(Excerpts from a figure dataset)
- - -

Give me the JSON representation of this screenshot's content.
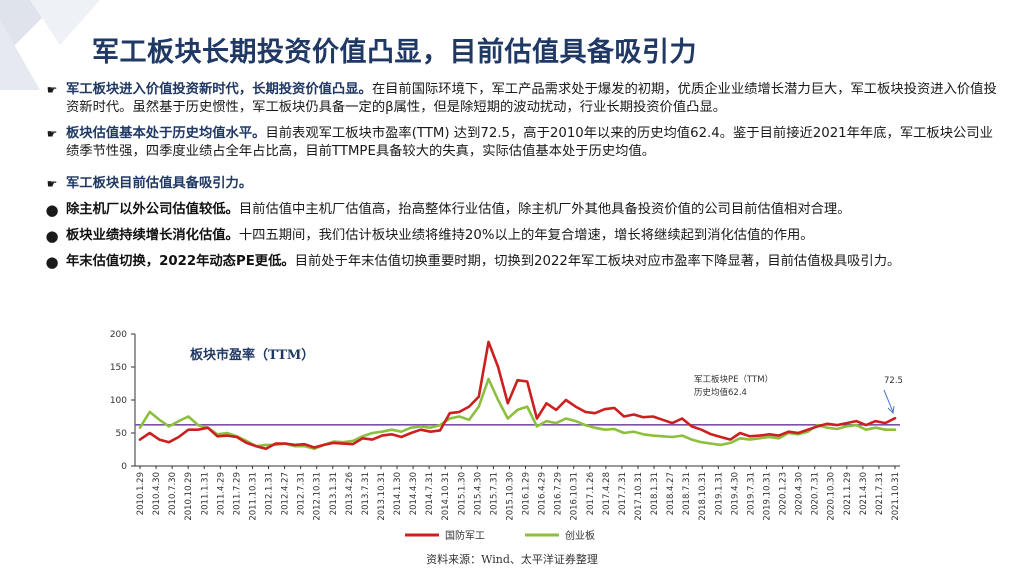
{
  "slide": {
    "title": "军工板块长期投资价值凸显，目前估值具备吸引力",
    "source": "资料来源：Wind、太平洋证券整理"
  },
  "bullets": [
    {
      "marker": "arrow",
      "lead": "军工板块进入价值投资新时代，长期投资价值凸显。",
      "text": "在目前国际环境下，军工产品需求处于爆发的初期，优质企业业绩增长潜力巨大，军工板块投资进入价值投资新时代。虽然基于历史惯性，军工板块仍具备一定的β属性，但是除短期的波动扰动，行业长期投资价值凸显。"
    },
    {
      "marker": "arrow",
      "lead": "板块估值基本处于历史均值水平。",
      "text": "目前表观军工板块市盈率(TTM) 达到72.5，高于2010年以来的历史均值62.4。鉴于目前接近2021年年底，军工板块公司业绩季节性强，四季度业绩占全年占比高，目前TTMPE具备较大的失真，实际估值基本处于历史均值。"
    },
    {
      "marker": "arrow",
      "lead": "军工板块目前估值具备吸引力。",
      "text": ""
    },
    {
      "marker": "dot",
      "lead": "除主机厂以外公司估值较低。",
      "text": "目前估值中主机厂估值高，抬高整体行业估值，除主机厂外其他具备投资价值的公司目前估值相对合理。"
    },
    {
      "marker": "dot",
      "lead": "板块业绩持续增长消化估值。",
      "text": "十四五期间，我们估计板块业绩将维持20%以上的年复合增速，增长将继续起到消化估值的作用。"
    },
    {
      "marker": "dot",
      "lead": "年末估值切换，2022年动态PE更低。",
      "text": "目前处于年末估值切换重要时期，切换到2022年军工板块对应市盈率下降显著，目前估值极具吸引力。"
    }
  ],
  "chart_data": {
    "type": "line",
    "title": "板块市盈率（TTM）",
    "ylim": [
      0,
      200
    ],
    "yticks": [
      0,
      50,
      100,
      150,
      200
    ],
    "grid": false,
    "legend_position": "bottom",
    "x_ticks": [
      "2010.1.29",
      "2010.4.30",
      "2010.7.30",
      "2010.10.29",
      "2011.1.31",
      "2011.4.29",
      "2011.7.29",
      "2011.10.31",
      "2012.1.31",
      "2012.4.27",
      "2012.7.31",
      "2012.10.31",
      "2013.1.31",
      "2013.4.26",
      "2013.7.31",
      "2013.10.31",
      "2014.1.30",
      "2014.4.30",
      "2014.7.31",
      "2014.10.31",
      "2015.1.30",
      "2015.4.30",
      "2015.7.31",
      "2015.10.30",
      "2016.1.29",
      "2016.4.29",
      "2016.7.29",
      "2016.10.31",
      "2017.1.26",
      "2017.4.28",
      "2017.7.31",
      "2017.10.31",
      "2018.1.31",
      "2018.4.27",
      "2018.7.31",
      "2018.10.31",
      "2019.1.31",
      "2019.4.30",
      "2019.7.31",
      "2019.10.31",
      "2020.1.23",
      "2020.4.30",
      "2020.7.31",
      "2020.10.30",
      "2021.1.29",
      "2021.4.30",
      "2021.7.31",
      "2021.10.31"
    ],
    "series": [
      {
        "name": "国防军工",
        "color": "#cc1f1f",
        "values": [
          40,
          50,
          40,
          36,
          44,
          55,
          55,
          58,
          45,
          46,
          44,
          35,
          30,
          26,
          34,
          34,
          32,
          33,
          28,
          32,
          35,
          34,
          33,
          42,
          40,
          46,
          48,
          44,
          50,
          55,
          52,
          54,
          80,
          82,
          90,
          105,
          188,
          150,
          95,
          130,
          128,
          72,
          95,
          85,
          100,
          90,
          82,
          80,
          86,
          88,
          75,
          78,
          74,
          75,
          70,
          65,
          72,
          60,
          55,
          48,
          44,
          40,
          50,
          45,
          46,
          48,
          46,
          52,
          50,
          55,
          60,
          64,
          62,
          65,
          68,
          62,
          68,
          65,
          72.5
        ]
      },
      {
        "name": "创业板",
        "color": "#8dbf3f",
        "values": [
          58,
          82,
          70,
          60,
          68,
          75,
          62,
          58,
          48,
          50,
          45,
          38,
          30,
          32,
          32,
          34,
          30,
          30,
          26,
          32,
          37,
          36,
          38,
          45,
          50,
          52,
          55,
          52,
          58,
          60,
          58,
          62,
          72,
          75,
          70,
          90,
          132,
          100,
          72,
          85,
          90,
          60,
          68,
          65,
          72,
          68,
          62,
          58,
          55,
          56,
          50,
          52,
          48,
          46,
          45,
          44,
          46,
          40,
          36,
          34,
          32,
          35,
          42,
          40,
          42,
          44,
          42,
          50,
          48,
          52,
          62,
          58,
          56,
          60,
          62,
          55,
          58,
          55,
          55
        ]
      }
    ],
    "reference_line": {
      "label": "历史均值62.4",
      "value": 62.4,
      "color": "#7b52a8"
    },
    "annotation": {
      "label": "军工板块PE（TTM）",
      "value_label": "72.5"
    }
  }
}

- - -

PROBLEM REQUIREMENTS: Output each line exactly; omit every picture.

SOLUTION TO THIS TASK:
Give me the JSON representation of this screenshot's content.
{
  "slide": {
    "title": "军工板块长期投资价值凸显，目前估值具备吸引力",
    "source": "资料来源：Wind、太平洋证券整理"
  },
  "bullets": [
    {
      "marker": "arrow",
      "lead": "军工板块进入价值投资新时代，长期投资价值凸显。",
      "text": "在目前国际环境下，军工产品需求处于爆发的初期，优质企业业绩增长潜力巨大，军工板块投资进入价值投资新时代。虽然基于历史惯性，军工板块仍具备一定的β属性，但是除短期的波动扰动，行业长期投资价值凸显。"
    },
    {
      "marker": "arrow",
      "lead": "板块估值基本处于历史均值水平。",
      "text": "目前表观军工板块市盈率(TTM) 达到72.5，高于2010年以来的历史均值62.4。鉴于目前接近2021年年底，军工板块公司业绩季节性强，四季度业绩占全年占比高，目前TTMPE具备较大的失真，实际估值基本处于历史均值。"
    },
    {
      "marker": "arrow",
      "lead": "军工板块目前估值具备吸引力。",
      "text": ""
    },
    {
      "marker": "dot",
      "lead": "除主机厂以外公司估值较低。",
      "text": "目前估值中主机厂估值高，抬高整体行业估值，除主机厂外其他具备投资价值的公司目前估值相对合理。"
    },
    {
      "marker": "dot",
      "lead": "板块业绩持续增长消化估值。",
      "text": "十四五期间，我们估计板块业绩将维持20%以上的年复合增速，增长将继续起到消化估值的作用。"
    },
    {
      "marker": "dot",
      "lead": "年末估值切换，2022年动态PE更低。",
      "text": "目前处于年末估值切换重要时期，切换到2022年军工板块对应市盈率下降显著，目前估值极具吸引力。"
    }
  ],
  "chart_data": {
    "type": "line",
    "title": "板块市盈率（TTM）",
    "ylim": [
      0,
      200
    ],
    "yticks": [
      0,
      50,
      100,
      150,
      200
    ],
    "grid": false,
    "legend_position": "bottom",
    "x_ticks": [
      "2010.1.29",
      "2010.4.30",
      "2010.7.30",
      "2010.10.29",
      "2011.1.31",
      "2011.4.29",
      "2011.7.29",
      "2011.10.31",
      "2012.1.31",
      "2012.4.27",
      "2012.7.31",
      "2012.10.31",
      "2013.1.31",
      "2013.4.26",
      "2013.7.31",
      "2013.10.31",
      "2014.1.30",
      "2014.4.30",
      "2014.7.31",
      "2014.10.31",
      "2015.1.30",
      "2015.4.30",
      "2015.7.31",
      "2015.10.30",
      "2016.1.29",
      "2016.4.29",
      "2016.7.29",
      "2016.10.31",
      "2017.1.26",
      "2017.4.28",
      "2017.7.31",
      "2017.10.31",
      "2018.1.31",
      "2018.4.27",
      "2018.7.31",
      "2018.10.31",
      "2019.1.31",
      "2019.4.30",
      "2019.7.31",
      "2019.10.31",
      "2020.1.23",
      "2020.4.30",
      "2020.7.31",
      "2020.10.30",
      "2021.1.29",
      "2021.4.30",
      "2021.7.31",
      "2021.10.31"
    ],
    "series": [
      {
        "name": "国防军工",
        "color": "#cc1f1f",
        "values": [
          40,
          50,
          40,
          36,
          44,
          55,
          55,
          58,
          45,
          46,
          44,
          35,
          30,
          26,
          34,
          34,
          32,
          33,
          28,
          32,
          35,
          34,
          33,
          42,
          40,
          46,
          48,
          44,
          50,
          55,
          52,
          54,
          80,
          82,
          90,
          105,
          188,
          150,
          95,
          130,
          128,
          72,
          95,
          85,
          100,
          90,
          82,
          80,
          86,
          88,
          75,
          78,
          74,
          75,
          70,
          65,
          72,
          60,
          55,
          48,
          44,
          40,
          50,
          45,
          46,
          48,
          46,
          52,
          50,
          55,
          60,
          64,
          62,
          65,
          68,
          62,
          68,
          65,
          72.5
        ]
      },
      {
        "name": "创业板",
        "color": "#8dbf3f",
        "values": [
          58,
          82,
          70,
          60,
          68,
          75,
          62,
          58,
          48,
          50,
          45,
          38,
          30,
          32,
          32,
          34,
          30,
          30,
          26,
          32,
          37,
          36,
          38,
          45,
          50,
          52,
          55,
          52,
          58,
          60,
          58,
          62,
          72,
          75,
          70,
          90,
          132,
          100,
          72,
          85,
          90,
          60,
          68,
          65,
          72,
          68,
          62,
          58,
          55,
          56,
          50,
          52,
          48,
          46,
          45,
          44,
          46,
          40,
          36,
          34,
          32,
          35,
          42,
          40,
          42,
          44,
          42,
          50,
          48,
          52,
          62,
          58,
          56,
          60,
          62,
          55,
          58,
          55,
          55
        ]
      }
    ],
    "reference_line": {
      "label": "历史均值62.4",
      "value": 62.4,
      "color": "#7b52a8"
    },
    "annotation": {
      "label": "军工板块PE（TTM）",
      "value_label": "72.5"
    }
  }
}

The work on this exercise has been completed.